Quale progetto politico per la città?
Il primo turno delle elezioni amministrative a Chieti lascia sul campo una scia di riflessioni politiche profonde e delinea uno scenario di ballottaggio complesso. A fare il punto della situazione, nel corso di un’intervista rilasciata alla nostra emittente, è Fabrizio Di Stefano, già parlamentare di centrodestra e oggi in quota Lega, che ha tracciato un’analisi lucida sulla maretta che ha caratterizzato il centrodestra e sulle sfide cruciali che attendono la coalizione.
Sanità e dissesto: i nodi politici sul tavolo
Secondo Di Sefano, il voto teatino è stato fortemente influenzato da precise tematiche locali, prima fra tutte la gestione della sanità e la complessa disputa sul Dea di secondo livello per l’ospedale di Chieti,
un tema avvertito come prioritario dai cittadini nei sondaggi e che ha finito per penalizzare proprio Fratelli d’Italia.

## Voci della raccolta
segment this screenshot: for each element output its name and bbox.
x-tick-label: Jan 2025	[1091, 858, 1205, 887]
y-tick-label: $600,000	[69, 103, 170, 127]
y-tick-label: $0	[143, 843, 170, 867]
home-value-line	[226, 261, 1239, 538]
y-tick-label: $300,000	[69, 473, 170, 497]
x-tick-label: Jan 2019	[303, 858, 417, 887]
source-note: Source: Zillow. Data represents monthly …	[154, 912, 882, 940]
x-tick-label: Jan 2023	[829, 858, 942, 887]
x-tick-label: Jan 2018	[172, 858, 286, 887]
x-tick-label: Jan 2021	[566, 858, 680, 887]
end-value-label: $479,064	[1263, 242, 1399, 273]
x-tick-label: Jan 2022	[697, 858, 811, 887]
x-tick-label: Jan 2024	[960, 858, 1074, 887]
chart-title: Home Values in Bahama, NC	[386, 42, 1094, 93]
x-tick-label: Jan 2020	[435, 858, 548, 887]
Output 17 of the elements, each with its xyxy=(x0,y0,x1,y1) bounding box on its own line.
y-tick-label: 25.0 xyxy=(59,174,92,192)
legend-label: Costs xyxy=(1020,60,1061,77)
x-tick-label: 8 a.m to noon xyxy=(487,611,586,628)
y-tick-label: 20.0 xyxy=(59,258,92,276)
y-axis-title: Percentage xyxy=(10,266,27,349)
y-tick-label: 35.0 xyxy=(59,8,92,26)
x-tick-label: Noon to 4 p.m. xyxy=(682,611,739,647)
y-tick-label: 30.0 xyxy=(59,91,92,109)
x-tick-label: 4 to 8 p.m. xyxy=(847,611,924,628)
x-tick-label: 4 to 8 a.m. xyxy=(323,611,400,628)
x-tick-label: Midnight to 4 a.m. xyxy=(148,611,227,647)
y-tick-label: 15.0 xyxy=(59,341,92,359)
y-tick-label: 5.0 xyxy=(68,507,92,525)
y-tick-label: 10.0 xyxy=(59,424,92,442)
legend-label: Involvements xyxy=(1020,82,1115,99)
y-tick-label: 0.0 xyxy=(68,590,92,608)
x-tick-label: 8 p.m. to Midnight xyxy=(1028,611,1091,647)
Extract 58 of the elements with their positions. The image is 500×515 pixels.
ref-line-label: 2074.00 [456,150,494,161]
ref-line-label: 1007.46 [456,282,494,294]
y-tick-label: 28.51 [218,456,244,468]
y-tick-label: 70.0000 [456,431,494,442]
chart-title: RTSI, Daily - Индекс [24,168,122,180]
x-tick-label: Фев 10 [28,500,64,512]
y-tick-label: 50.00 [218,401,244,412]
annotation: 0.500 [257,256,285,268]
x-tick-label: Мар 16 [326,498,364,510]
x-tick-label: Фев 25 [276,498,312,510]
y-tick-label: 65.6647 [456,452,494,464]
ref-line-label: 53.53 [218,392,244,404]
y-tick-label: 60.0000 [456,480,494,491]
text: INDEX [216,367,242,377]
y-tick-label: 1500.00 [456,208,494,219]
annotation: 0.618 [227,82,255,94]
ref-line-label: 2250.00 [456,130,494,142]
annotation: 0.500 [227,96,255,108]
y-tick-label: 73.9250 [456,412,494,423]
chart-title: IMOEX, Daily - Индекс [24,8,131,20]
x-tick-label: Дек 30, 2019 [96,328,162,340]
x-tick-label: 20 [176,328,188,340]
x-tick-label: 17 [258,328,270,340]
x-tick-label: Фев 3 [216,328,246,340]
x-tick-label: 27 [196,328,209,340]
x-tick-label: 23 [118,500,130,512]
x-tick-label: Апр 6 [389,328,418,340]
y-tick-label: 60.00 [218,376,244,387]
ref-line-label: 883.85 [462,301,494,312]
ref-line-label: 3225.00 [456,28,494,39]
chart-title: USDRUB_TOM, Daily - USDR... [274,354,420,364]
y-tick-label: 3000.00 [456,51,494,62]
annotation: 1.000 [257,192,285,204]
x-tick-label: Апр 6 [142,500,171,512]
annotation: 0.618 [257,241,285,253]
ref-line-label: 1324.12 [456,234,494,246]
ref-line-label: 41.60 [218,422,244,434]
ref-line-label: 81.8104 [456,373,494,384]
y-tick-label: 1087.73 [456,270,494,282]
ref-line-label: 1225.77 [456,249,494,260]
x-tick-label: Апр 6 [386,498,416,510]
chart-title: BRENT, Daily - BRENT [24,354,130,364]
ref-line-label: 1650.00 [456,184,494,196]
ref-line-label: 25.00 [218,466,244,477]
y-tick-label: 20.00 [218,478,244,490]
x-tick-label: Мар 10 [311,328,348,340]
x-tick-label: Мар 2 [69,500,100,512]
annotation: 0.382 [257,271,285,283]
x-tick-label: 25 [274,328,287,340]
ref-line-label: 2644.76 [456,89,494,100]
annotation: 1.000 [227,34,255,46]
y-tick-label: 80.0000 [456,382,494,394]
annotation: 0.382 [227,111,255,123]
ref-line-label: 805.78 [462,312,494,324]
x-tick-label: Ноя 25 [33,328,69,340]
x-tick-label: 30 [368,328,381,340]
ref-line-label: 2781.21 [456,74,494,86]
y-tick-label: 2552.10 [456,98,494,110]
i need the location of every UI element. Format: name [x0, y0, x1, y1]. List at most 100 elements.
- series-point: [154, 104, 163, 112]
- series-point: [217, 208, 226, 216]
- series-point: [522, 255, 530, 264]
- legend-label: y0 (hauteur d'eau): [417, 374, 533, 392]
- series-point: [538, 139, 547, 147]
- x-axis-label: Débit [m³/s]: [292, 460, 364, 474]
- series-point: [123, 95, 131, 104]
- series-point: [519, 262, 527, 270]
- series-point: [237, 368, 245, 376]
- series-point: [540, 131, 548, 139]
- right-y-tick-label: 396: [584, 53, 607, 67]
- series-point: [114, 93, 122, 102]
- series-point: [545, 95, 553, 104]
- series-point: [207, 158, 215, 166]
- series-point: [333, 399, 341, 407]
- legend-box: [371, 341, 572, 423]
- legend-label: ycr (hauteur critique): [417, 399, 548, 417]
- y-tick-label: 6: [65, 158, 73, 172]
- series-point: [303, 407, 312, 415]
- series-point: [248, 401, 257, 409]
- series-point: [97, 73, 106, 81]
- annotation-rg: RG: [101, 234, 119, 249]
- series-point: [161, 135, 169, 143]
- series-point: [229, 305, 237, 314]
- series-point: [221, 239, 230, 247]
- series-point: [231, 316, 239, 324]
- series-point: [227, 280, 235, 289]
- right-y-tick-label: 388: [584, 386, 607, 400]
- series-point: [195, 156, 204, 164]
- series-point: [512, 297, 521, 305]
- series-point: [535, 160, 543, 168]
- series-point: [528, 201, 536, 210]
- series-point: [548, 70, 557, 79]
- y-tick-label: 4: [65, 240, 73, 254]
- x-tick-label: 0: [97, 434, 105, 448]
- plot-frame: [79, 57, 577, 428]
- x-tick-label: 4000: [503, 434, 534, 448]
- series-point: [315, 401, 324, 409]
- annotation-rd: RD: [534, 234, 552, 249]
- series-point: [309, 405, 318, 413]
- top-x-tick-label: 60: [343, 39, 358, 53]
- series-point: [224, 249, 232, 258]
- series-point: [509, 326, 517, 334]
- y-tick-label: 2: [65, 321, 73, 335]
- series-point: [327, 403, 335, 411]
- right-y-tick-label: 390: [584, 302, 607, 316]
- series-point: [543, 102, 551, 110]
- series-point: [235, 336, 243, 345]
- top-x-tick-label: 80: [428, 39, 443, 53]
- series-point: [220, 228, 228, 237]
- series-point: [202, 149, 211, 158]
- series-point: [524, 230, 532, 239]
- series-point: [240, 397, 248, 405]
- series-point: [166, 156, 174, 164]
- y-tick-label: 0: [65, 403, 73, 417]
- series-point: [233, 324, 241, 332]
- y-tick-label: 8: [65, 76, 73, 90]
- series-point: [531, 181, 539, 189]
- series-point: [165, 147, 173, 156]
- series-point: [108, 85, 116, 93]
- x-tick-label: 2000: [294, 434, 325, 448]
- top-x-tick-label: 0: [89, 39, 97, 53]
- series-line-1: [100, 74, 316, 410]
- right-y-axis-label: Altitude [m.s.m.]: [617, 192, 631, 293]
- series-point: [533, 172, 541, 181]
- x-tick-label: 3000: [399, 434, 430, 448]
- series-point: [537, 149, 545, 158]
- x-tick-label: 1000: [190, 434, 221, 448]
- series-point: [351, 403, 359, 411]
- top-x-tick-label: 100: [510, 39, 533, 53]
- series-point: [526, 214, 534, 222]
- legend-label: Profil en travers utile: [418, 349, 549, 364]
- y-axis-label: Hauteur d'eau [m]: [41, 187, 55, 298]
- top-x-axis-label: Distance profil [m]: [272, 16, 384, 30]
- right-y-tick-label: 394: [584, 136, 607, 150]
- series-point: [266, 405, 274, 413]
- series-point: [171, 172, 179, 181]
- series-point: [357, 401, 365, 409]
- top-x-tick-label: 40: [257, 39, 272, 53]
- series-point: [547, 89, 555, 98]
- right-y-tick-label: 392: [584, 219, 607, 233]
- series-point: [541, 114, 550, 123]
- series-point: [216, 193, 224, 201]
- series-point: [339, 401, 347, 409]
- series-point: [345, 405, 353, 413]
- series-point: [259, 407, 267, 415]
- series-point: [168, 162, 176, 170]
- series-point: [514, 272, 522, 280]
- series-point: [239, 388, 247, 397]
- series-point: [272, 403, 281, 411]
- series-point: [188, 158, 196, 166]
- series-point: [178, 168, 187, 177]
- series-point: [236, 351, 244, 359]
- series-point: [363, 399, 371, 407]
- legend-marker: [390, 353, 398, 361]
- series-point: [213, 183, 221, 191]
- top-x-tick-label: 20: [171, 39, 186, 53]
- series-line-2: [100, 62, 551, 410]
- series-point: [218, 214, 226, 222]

## Esercizio
Ricopia dal brano sulle elezioni a Chieti il passo che comincia con "Quale progetto politico" e prosegue fino a "attendono la coalizione.".

## Soluzione
Quale progetto politico per la città?
Il primo turno delle elezioni amministrative a Chieti lascia sul campo una scia di riflessioni politiche profonde e delinea uno scenario di ballottaggio complesso. A fare il punto della situazione, nel corso di un’intervista rilasciata alla nostra emittente, è Fabrizio Di Stefano, già parlamentare di centrodestra e oggi in quota Lega, che ha tracciato un’analisi lucida sulla maretta che ha caratterizzato il centrodestra e sulle sfide cruciali che attendono la coalizione.